* What you will do *
Look through the data below and work out how many lines contain the string "registrados". Give the number alone.

<<<<

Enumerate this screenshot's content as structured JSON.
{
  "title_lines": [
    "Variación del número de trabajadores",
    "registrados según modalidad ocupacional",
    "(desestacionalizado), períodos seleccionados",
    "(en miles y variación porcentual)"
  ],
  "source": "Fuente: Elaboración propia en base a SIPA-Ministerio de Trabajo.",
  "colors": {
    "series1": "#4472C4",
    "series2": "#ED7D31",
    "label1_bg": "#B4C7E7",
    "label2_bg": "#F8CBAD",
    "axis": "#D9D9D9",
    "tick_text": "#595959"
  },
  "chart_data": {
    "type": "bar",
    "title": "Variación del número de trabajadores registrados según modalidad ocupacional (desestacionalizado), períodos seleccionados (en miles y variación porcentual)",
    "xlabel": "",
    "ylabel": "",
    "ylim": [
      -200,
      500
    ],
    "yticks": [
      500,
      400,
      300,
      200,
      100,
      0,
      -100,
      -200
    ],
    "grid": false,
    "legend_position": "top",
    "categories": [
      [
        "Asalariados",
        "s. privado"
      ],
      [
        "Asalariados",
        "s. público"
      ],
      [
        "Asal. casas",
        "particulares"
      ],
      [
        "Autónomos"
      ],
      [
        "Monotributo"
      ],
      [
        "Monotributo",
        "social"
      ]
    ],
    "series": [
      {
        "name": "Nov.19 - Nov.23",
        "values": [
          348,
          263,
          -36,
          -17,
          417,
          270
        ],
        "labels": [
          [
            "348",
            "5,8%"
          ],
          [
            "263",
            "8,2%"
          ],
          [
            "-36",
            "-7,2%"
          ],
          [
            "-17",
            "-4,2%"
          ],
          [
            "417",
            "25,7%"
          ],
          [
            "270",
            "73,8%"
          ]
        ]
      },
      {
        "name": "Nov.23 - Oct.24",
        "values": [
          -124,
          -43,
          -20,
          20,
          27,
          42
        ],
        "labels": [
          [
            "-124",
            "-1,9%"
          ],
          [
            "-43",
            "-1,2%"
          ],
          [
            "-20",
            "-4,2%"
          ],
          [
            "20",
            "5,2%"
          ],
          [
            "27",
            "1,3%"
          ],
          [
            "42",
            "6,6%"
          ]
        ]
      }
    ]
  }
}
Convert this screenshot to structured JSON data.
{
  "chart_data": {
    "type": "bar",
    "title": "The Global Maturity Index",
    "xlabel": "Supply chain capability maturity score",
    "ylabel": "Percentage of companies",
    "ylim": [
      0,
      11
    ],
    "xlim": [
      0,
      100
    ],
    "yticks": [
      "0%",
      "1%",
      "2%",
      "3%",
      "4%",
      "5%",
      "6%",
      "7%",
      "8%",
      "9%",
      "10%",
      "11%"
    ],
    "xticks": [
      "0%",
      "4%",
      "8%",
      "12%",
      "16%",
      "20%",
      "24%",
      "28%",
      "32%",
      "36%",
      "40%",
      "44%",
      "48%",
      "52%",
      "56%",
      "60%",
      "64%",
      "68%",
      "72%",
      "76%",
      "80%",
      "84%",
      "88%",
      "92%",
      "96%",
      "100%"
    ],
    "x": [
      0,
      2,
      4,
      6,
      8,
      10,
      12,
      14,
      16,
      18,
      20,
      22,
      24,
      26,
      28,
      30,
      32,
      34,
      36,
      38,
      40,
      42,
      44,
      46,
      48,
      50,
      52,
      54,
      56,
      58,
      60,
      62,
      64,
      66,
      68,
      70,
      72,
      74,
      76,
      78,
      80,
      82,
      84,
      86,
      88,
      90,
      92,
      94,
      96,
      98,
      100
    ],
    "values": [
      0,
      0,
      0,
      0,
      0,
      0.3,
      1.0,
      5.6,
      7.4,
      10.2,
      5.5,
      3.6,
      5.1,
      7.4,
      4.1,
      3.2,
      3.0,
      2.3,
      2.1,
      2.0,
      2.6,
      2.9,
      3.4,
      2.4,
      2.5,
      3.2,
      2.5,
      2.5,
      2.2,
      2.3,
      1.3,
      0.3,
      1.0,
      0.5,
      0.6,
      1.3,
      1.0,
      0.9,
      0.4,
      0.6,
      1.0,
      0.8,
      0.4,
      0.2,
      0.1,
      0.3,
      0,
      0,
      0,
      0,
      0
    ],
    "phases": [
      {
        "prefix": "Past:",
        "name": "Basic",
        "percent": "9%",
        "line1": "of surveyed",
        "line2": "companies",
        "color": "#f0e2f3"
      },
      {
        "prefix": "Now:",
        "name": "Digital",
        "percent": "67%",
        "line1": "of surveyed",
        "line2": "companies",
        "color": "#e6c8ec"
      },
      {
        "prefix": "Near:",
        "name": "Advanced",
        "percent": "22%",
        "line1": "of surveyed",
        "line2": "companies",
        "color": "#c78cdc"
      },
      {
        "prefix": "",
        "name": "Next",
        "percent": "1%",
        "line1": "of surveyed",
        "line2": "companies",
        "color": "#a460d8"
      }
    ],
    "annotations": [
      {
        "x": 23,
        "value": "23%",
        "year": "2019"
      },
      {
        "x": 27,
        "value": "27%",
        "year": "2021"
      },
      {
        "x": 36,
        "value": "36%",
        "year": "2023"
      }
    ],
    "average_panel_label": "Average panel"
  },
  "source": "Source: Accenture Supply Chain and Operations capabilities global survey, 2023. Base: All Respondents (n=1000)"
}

>>>>

* Output of the task *
2